# WHAT IS REQUIRED
Reproduce verbatim the stretch of the Blackwell Ultra article from "The Numbers" through "Blackwell Ultra units.".

# QUOTED PASSAGE

>> START

NVIDIA has begun shipping its Blackwell Ultra GPUs to major cloud providers, marking the start of the next cycle of AI infrastructure upgrades. AWS, Microsoft Azure, and Google Cloud Platform are among the first recipients, with instances expected to be available to customers within weeks.
The Numbers
Blackwell Ultra delivers substantial improvements over the previous Hopper generation:
- 4x inference throughput for large language models
- 2.5x training performance per watt
- 192GB HBM3e memory per GPU, up from 80GB on H100
- 1.8TB/s memory bandwidth
- NVLink 5 interconnect supporting up to 576 GPUs in a single domain
These specs translate directly into cost savings for companies running AI at scale. A workload that previously required a cluster of 100 H100s could potentially run on 25 Blackwell Ultra units.
Cloud Provider Plans
AWS
Amazon is deploying Blackwell Ultra in new P6 instances, available initially in us-east-1 and eu-west-1. The instances will support up to 8 GPUs per node with 400Gbps networking.

>> END

Listings of element regions
>> START

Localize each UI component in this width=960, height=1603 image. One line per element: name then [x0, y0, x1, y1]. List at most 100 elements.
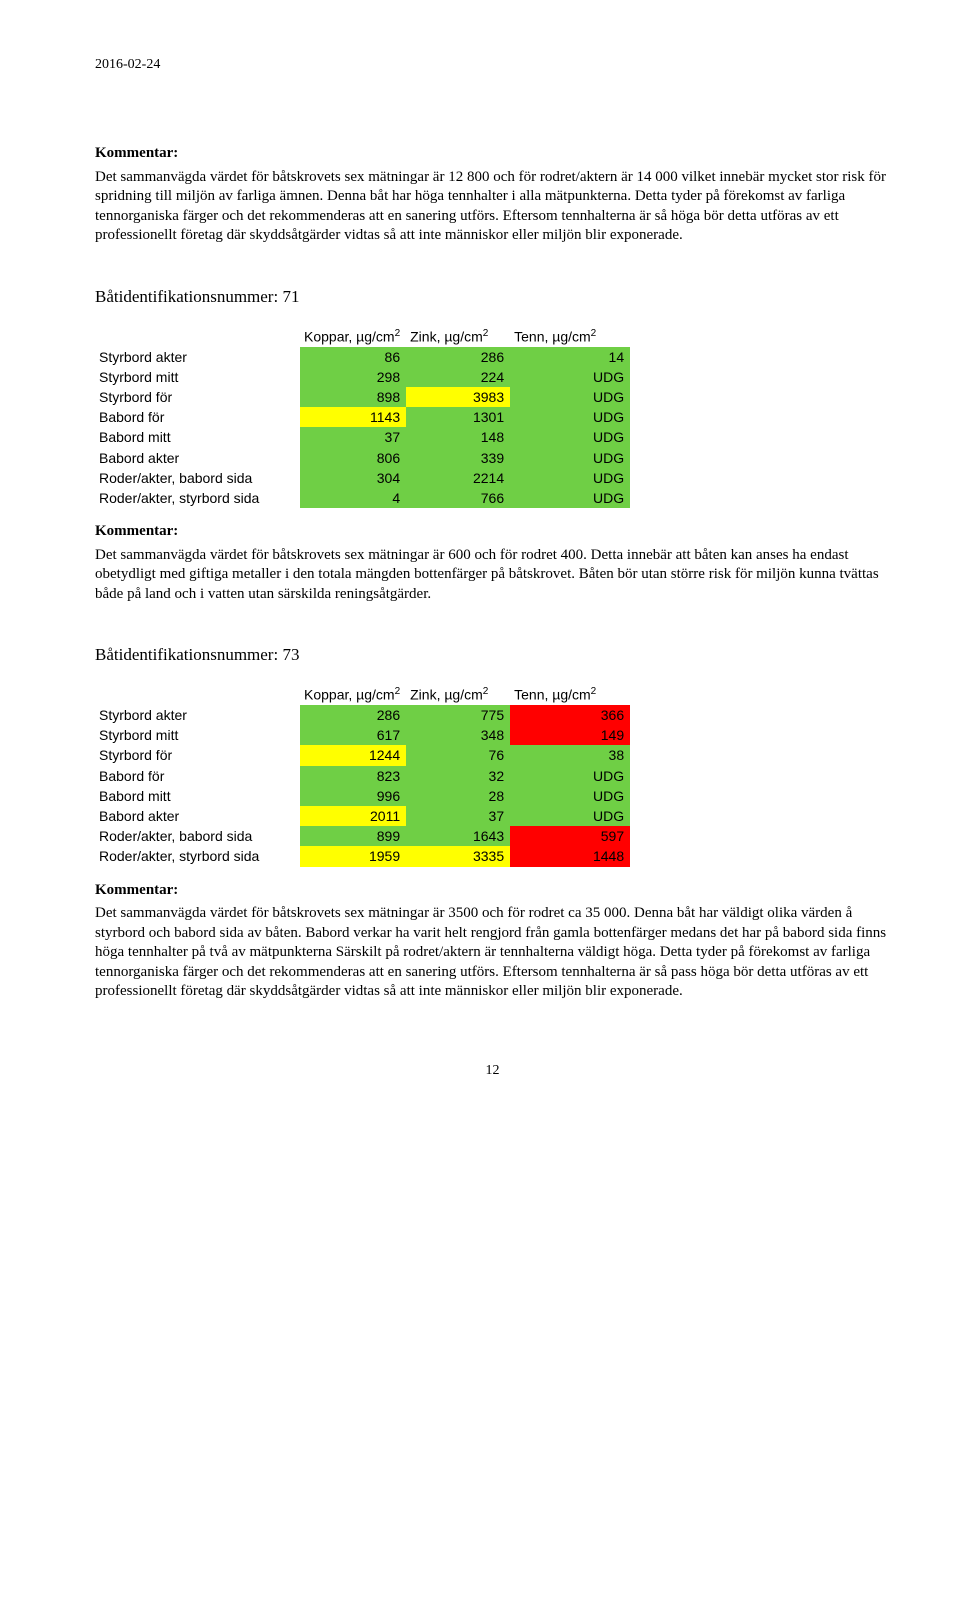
kommentar-label-top: Kommentar:	[95, 144, 890, 164]
tenn-cell: UDG	[510, 488, 630, 508]
koppar-cell: 1143	[300, 407, 406, 427]
table-row: Roder/akter, styrbord sida4766UDG	[95, 488, 630, 508]
table-row: Styrbord för12447638	[95, 745, 630, 765]
koppar-cell: 806	[300, 448, 406, 468]
row-label: Babord mitt	[95, 786, 300, 806]
zink-cell: 339	[406, 448, 510, 468]
table-row: Roder/akter, styrbord sida195933351448	[95, 846, 630, 866]
zink-cell: 286	[406, 347, 510, 367]
zink-cell: 28	[406, 786, 510, 806]
zink-cell: 76	[406, 745, 510, 765]
row-label: Styrbord för	[95, 745, 300, 765]
koppar-cell: 1959	[300, 846, 406, 866]
comment-73: Det sammanvägda värdet för båtskrovets s…	[95, 904, 890, 1002]
row-label: Babord för	[95, 407, 300, 427]
table-row: Babord för82332UDG	[95, 766, 630, 786]
tenn-cell: UDG	[510, 367, 630, 387]
zink-cell: 766	[406, 488, 510, 508]
row-label: Roder/akter, babord sida	[95, 826, 300, 846]
row-label: Styrbord akter	[95, 705, 300, 725]
koppar-cell: 2011	[300, 806, 406, 826]
zink-cell: 1643	[406, 826, 510, 846]
tenn-cell: UDG	[510, 806, 630, 826]
row-label: Styrbord akter	[95, 347, 300, 367]
tenn-cell: UDG	[510, 786, 630, 806]
row-label: Roder/akter, babord sida	[95, 468, 300, 488]
tenn-cell: 149	[510, 725, 630, 745]
kommentar-label-73: Kommentar:	[95, 881, 890, 901]
table-header-row: Koppar, µg/cm2 Zink, µg/cm2 Tenn, µg/cm2	[95, 326, 630, 347]
tenn-cell: UDG	[510, 387, 630, 407]
zink-cell: 2214	[406, 468, 510, 488]
table-row: Babord mitt99628UDG	[95, 786, 630, 806]
table-row: Babord för11431301UDG	[95, 407, 630, 427]
zink-cell: 32	[406, 766, 510, 786]
table-row: Babord mitt37148UDG	[95, 427, 630, 447]
header-blank	[95, 326, 300, 347]
table-row: Roder/akter, babord sida3042214UDG	[95, 468, 630, 488]
heading-73: Båtidentifikationsnummer: 73	[95, 644, 890, 666]
koppar-cell: 304	[300, 468, 406, 488]
koppar-cell: 823	[300, 766, 406, 786]
tenn-cell: UDG	[510, 448, 630, 468]
koppar-cell: 86	[300, 347, 406, 367]
koppar-cell: 298	[300, 367, 406, 387]
zink-cell: 348	[406, 725, 510, 745]
page-number: 12	[95, 1062, 890, 1080]
table-row: Styrbord akter8628614	[95, 347, 630, 367]
table-row: Babord akter806339UDG	[95, 448, 630, 468]
tenn-cell: UDG	[510, 766, 630, 786]
tenn-cell: 597	[510, 826, 630, 846]
header-zink: Zink, µg/cm2	[406, 326, 510, 347]
row-label: Styrbord för	[95, 387, 300, 407]
row-label: Babord mitt	[95, 427, 300, 447]
header-koppar: Koppar, µg/cm2	[300, 684, 406, 705]
row-label: Styrbord mitt	[95, 367, 300, 387]
zink-cell: 3335	[406, 846, 510, 866]
table-row: Styrbord mitt298224UDG	[95, 367, 630, 387]
zink-cell: 148	[406, 427, 510, 447]
page-date: 2016-02-24	[95, 56, 890, 74]
table-row: Roder/akter, babord sida8991643597	[95, 826, 630, 846]
tenn-cell: 38	[510, 745, 630, 765]
koppar-cell: 899	[300, 826, 406, 846]
table-row: Styrbord för8983983UDG	[95, 387, 630, 407]
top-comment: Det sammanvägda värdet för båtskrovets s…	[95, 168, 890, 246]
header-tenn: Tenn, µg/cm2	[510, 684, 630, 705]
table-row: Styrbord akter286775366	[95, 705, 630, 725]
zink-cell: 224	[406, 367, 510, 387]
row-label: Babord för	[95, 766, 300, 786]
kommentar-label-71: Kommentar:	[95, 522, 890, 542]
tenn-cell: UDG	[510, 427, 630, 447]
table-71: Koppar, µg/cm2 Zink, µg/cm2 Tenn, µg/cm2…	[95, 326, 630, 508]
tenn-cell: 14	[510, 347, 630, 367]
table-row: Styrbord mitt617348149	[95, 725, 630, 745]
koppar-cell: 1244	[300, 745, 406, 765]
table-header-row: Koppar, µg/cm2 Zink, µg/cm2 Tenn, µg/cm2	[95, 684, 630, 705]
tenn-cell: 1448	[510, 846, 630, 866]
row-label: Babord akter	[95, 448, 300, 468]
table-73: Koppar, µg/cm2 Zink, µg/cm2 Tenn, µg/cm2…	[95, 684, 630, 866]
row-label: Roder/akter, styrbord sida	[95, 846, 300, 866]
comment-71: Det sammanvägda värdet för båtskrovets s…	[95, 546, 890, 605]
koppar-cell: 617	[300, 725, 406, 745]
header-blank	[95, 684, 300, 705]
tenn-cell: UDG	[510, 407, 630, 427]
tenn-cell: 366	[510, 705, 630, 725]
zink-cell: 1301	[406, 407, 510, 427]
tenn-cell: UDG	[510, 468, 630, 488]
heading-71: Båtidentifikationsnummer: 71	[95, 286, 890, 308]
row-label: Babord akter	[95, 806, 300, 826]
header-zink: Zink, µg/cm2	[406, 684, 510, 705]
koppar-cell: 286	[300, 705, 406, 725]
row-label: Roder/akter, styrbord sida	[95, 488, 300, 508]
header-tenn: Tenn, µg/cm2	[510, 326, 630, 347]
zink-cell: 775	[406, 705, 510, 725]
table-row: Babord akter201137UDG	[95, 806, 630, 826]
koppar-cell: 898	[300, 387, 406, 407]
header-koppar: Koppar, µg/cm2	[300, 326, 406, 347]
koppar-cell: 996	[300, 786, 406, 806]
zink-cell: 37	[406, 806, 510, 826]
zink-cell: 3983	[406, 387, 510, 407]
koppar-cell: 37	[300, 427, 406, 447]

>> END

# SOLUTION TO THIS TASK
The Numbers
Blackwell Ultra delivers substantial improvements over the previous Hopper generation:
- 4x inference throughput for large language models
- 2.5x training performance per watt
- 192GB HBM3e memory per GPU, up from 80GB on H100
- 1.8TB/s memory bandwidth
- NVLink 5 interconnect supporting up to 576 GPUs in a single domain
These specs translate directly into cost savings for companies running AI at scale. A workload that previously required a cluster of 100 H100s could potentially run on 25 Blackwell Ultra units.